String::Errf - a simple sprintf-like dialect

=head1 VERSION

version 0.008

=head1 SYNOPSIS

  use String::Errf qw(errf);

  print errf "This process was started at %{start}t with %{args;argument}n.\n",
    { start => $^T, args => 0 + @ARGV };

...might print something like:

  This process was started at 2010-10-17 14:05:29 with 0 arguments.

=head1 DESCRIPTION

String::Errf provides C<errf>, a simple string formatter that works something
like C<L<sprintf|perlfunc/sprintf>>.  It is implemented using
L<String::Formatter> and L<Sub::Exporter>.  Their documentation may be useful
in understanding or extending String::Errf.  The C<errf> subroutine is only
available when imported.  Calling L<String::Errf::errf> will not do what you
want.

=head1 DIFFERENCES FROM SPRINTF

The data passed to C<errf> should be organized in a single hashref, not a list.

Formatting codes require named parameters, and the available codes are
different.  See L</FORMATTING CODES> below.

As with most String::Formatter formatters, C<%> is not a format code.  If you
want a literal C<%>, do not put anything between the two percent signs, just
write C<%%>.

=head2 UNDEF HANDLING

By default, formatting codes tend to treat C<undef> like Perl does: coercing it
to an empty string or zero.  This was a bad initial decision and will probably
change.  A C<on_undef> handler can be provided when importing C<errf> to setup
a callback for how undefs should be handled.  These two possibilities seem
useful:

  # Very lax; undefs always turn into the same string:
  use String::Errf errf => { on_undef => sub { '(undef)' } };

  # Strict; undefs are never valid:
  use String::Errf errf => { on_undef => sub {
    Carp::croak("undef passed to $_[1]{literal}") } };
  } };

=head2 FORMATTING CODES

C<errf> formatting codes I<require> a set of arguments between the C<%> and the
formatting code letter.  These arguments are placed in curly braces and
separated by semicolons.  The first argument is the name of the data to look
for in the format data.  For example, this is a valid use of C<errf>:

  errf "The current time in %{tz}s is %{now;local}t.", {
    tz  => $ENV{TZ},
    now => time,
  };

The second argument, if present, may be a compact form for multiple named
arguments.  The rest of the arguments will be named values in the form
C<name=value>.  The examples below should help clarify how arguments are
passed.  When an argument appears in both a compact and named form, the named
form trumps the compact form.

*Supplied material*.

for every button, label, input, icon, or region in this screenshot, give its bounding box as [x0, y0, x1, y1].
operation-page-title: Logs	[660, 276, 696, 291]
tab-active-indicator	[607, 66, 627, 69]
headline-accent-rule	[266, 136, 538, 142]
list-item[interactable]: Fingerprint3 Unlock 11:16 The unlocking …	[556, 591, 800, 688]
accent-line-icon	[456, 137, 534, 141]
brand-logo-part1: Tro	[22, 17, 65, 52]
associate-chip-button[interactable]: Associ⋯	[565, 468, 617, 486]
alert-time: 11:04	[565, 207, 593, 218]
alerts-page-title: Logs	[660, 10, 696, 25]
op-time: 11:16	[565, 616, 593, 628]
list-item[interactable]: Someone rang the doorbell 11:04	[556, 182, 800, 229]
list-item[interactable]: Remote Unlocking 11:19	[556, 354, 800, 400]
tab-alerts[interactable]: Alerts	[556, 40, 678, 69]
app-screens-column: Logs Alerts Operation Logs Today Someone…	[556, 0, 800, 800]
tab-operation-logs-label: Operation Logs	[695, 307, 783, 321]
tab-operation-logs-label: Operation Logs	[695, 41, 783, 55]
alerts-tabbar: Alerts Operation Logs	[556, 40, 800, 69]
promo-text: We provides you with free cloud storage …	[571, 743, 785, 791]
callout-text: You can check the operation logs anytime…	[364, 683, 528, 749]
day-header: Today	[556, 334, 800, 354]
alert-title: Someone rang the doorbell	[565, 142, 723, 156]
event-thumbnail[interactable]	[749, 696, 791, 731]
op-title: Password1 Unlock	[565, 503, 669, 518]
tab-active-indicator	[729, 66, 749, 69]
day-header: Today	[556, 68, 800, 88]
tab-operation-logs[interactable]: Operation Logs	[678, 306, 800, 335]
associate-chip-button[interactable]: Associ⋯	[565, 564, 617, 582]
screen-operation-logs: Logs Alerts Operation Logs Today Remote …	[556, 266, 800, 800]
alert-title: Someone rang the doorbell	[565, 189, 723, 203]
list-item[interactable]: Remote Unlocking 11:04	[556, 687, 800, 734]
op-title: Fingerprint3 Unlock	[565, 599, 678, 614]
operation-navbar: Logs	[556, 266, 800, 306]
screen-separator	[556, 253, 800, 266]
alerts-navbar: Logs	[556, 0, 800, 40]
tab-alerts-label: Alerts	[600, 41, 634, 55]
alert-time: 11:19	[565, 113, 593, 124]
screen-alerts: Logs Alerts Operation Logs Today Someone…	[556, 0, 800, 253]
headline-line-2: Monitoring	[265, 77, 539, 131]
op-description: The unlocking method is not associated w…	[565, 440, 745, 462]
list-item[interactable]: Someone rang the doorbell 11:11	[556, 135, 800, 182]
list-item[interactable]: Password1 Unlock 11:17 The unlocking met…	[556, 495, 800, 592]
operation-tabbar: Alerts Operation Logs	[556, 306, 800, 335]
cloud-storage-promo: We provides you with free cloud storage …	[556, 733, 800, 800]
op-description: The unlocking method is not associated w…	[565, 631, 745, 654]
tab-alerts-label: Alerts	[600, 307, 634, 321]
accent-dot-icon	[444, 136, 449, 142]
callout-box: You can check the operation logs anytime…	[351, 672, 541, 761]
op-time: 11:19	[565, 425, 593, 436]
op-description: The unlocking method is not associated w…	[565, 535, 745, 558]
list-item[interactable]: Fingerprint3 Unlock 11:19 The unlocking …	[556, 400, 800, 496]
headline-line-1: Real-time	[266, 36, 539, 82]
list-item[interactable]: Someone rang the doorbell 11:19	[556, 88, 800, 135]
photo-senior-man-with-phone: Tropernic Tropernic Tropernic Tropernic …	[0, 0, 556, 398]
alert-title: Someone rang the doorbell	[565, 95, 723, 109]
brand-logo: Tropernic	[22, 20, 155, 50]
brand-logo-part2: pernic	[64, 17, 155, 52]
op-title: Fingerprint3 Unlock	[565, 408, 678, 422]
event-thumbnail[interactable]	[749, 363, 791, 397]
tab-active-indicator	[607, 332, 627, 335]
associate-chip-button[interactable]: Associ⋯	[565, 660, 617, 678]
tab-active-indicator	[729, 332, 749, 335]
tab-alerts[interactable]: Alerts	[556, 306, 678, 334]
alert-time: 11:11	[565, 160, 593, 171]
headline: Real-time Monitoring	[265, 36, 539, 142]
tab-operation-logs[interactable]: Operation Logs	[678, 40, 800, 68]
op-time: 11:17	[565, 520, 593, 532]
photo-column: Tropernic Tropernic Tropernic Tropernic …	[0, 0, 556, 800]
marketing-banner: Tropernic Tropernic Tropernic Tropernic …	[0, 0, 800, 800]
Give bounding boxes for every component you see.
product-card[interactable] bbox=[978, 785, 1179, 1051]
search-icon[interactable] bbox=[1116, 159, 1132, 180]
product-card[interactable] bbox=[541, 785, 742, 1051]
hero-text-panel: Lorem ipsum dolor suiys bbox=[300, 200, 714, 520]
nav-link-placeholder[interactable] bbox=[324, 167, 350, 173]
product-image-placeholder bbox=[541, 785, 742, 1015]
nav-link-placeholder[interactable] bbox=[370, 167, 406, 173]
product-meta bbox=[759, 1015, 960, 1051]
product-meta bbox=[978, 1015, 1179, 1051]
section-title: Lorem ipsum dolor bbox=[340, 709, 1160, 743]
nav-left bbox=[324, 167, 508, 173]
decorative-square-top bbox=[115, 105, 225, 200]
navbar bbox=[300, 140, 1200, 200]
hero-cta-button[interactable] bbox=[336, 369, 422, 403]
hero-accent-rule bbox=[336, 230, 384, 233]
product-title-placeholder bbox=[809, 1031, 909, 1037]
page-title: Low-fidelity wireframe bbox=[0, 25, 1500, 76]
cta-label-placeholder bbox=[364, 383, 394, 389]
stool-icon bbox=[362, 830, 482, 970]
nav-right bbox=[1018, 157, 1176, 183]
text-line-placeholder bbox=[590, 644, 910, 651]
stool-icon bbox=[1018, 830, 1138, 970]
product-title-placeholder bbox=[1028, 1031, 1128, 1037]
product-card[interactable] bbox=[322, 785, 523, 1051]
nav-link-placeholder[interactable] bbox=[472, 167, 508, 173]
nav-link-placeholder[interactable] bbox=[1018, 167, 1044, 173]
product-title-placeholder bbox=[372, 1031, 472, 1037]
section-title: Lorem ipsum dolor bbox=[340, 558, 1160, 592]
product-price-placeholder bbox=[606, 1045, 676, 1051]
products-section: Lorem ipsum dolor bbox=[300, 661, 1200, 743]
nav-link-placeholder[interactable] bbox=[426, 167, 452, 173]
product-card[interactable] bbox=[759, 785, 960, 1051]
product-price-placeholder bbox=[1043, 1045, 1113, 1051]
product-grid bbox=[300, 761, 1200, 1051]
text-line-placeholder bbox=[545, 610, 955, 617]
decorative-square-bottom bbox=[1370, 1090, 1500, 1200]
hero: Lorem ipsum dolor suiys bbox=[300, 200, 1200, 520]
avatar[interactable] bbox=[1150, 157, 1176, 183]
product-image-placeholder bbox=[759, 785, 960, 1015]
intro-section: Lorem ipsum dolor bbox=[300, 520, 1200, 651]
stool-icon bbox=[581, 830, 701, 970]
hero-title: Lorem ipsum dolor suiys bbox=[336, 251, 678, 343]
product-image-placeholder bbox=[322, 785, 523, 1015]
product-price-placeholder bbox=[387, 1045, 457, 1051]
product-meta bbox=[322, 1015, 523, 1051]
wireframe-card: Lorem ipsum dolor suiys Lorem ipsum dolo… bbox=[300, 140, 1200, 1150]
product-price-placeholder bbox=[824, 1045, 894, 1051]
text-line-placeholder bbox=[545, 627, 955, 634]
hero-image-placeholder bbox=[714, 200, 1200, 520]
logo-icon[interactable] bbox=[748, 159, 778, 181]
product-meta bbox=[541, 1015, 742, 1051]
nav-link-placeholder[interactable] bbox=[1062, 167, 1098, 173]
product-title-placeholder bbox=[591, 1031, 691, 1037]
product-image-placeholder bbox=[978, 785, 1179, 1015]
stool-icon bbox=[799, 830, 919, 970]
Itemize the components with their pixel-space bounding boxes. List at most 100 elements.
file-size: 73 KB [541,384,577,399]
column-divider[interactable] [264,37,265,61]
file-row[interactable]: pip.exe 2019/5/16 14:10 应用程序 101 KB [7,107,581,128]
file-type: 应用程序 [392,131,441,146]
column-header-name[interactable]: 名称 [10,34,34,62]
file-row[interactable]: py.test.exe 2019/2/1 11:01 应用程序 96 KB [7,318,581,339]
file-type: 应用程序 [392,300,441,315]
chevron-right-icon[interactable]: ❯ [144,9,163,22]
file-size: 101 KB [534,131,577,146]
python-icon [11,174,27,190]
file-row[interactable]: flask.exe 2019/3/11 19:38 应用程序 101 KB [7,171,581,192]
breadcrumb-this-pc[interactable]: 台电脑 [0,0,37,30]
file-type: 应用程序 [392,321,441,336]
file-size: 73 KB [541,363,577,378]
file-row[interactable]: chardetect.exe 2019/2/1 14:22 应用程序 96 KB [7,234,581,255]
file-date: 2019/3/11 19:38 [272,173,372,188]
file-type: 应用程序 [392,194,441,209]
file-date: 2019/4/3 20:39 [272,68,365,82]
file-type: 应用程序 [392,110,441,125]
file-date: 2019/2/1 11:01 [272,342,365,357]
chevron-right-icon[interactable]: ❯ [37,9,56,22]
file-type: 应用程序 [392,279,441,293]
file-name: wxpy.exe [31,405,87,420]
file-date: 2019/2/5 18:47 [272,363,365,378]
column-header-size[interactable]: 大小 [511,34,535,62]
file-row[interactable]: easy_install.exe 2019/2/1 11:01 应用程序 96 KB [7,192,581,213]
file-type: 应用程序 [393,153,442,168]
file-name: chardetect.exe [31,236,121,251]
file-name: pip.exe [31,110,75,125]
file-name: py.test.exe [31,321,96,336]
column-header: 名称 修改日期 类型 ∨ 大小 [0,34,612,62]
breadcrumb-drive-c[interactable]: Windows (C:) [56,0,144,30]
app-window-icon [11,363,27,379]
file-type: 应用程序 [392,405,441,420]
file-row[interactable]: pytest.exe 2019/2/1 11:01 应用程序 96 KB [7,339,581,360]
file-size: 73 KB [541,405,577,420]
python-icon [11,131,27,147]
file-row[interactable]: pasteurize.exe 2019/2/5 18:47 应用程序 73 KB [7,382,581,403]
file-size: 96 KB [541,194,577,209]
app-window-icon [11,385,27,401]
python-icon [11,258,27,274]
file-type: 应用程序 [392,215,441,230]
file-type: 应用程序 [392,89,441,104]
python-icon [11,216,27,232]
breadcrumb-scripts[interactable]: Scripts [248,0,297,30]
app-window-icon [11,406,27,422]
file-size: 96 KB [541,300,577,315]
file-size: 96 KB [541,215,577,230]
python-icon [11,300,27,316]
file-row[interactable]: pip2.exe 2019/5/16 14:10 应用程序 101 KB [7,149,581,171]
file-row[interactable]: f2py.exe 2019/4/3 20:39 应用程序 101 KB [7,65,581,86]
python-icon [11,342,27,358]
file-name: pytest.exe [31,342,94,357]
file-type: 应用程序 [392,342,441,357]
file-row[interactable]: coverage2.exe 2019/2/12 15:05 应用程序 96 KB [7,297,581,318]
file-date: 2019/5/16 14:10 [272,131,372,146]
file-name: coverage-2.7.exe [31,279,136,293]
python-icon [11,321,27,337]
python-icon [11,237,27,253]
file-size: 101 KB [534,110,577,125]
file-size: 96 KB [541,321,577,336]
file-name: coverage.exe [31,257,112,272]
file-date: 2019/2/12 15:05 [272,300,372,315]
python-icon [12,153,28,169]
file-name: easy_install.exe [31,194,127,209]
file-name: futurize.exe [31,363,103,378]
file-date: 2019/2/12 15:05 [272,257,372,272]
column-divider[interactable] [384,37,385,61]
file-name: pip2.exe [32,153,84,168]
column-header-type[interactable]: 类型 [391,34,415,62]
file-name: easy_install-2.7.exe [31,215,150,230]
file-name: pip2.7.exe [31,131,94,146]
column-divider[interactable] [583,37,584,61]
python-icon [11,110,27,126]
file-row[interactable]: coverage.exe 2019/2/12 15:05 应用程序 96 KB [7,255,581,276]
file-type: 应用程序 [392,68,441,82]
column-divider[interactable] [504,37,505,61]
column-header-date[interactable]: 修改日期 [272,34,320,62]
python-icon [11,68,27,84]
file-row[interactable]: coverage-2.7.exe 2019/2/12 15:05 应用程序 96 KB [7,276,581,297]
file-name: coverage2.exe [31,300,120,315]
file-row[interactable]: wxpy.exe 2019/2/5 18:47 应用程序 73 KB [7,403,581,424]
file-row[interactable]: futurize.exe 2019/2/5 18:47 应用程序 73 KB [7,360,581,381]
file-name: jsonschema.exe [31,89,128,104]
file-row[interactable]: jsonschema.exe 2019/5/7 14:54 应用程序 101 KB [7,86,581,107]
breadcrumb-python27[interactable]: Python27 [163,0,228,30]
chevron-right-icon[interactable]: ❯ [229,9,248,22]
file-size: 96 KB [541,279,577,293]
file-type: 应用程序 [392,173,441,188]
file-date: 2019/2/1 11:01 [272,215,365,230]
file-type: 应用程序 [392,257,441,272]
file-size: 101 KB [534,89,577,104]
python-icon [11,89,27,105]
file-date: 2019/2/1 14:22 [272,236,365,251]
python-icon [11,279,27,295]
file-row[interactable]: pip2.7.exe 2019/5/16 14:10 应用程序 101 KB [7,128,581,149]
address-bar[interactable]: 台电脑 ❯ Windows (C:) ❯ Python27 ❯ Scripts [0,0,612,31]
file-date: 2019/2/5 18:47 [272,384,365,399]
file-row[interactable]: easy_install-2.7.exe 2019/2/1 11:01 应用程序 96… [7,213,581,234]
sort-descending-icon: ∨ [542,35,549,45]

*Tasks to complete*.
**a)** List every section heading in the String::Errf documentation that is introduced by "=head1" or "=head2".
**b)** Reproduce the part of the String::Errf documentation between "Formatting codes require" and "write C<%%>.", inclusive.

*Exercise solutions*.
**a)**
VERSION
SYNOPSIS
DESCRIPTION
DIFFERENCES FROM SPRINTF
UNDEF HANDLING
FORMATTING CODES

**b)**
Formatting codes require named parameters, and the available codes are
different.  See L</FORMATTING CODES> below.

As with most String::Formatter formatters, C<%> is not a format code.  If you
want a literal C<%>, do not put anything between the two percent signs, just
write C<%%>.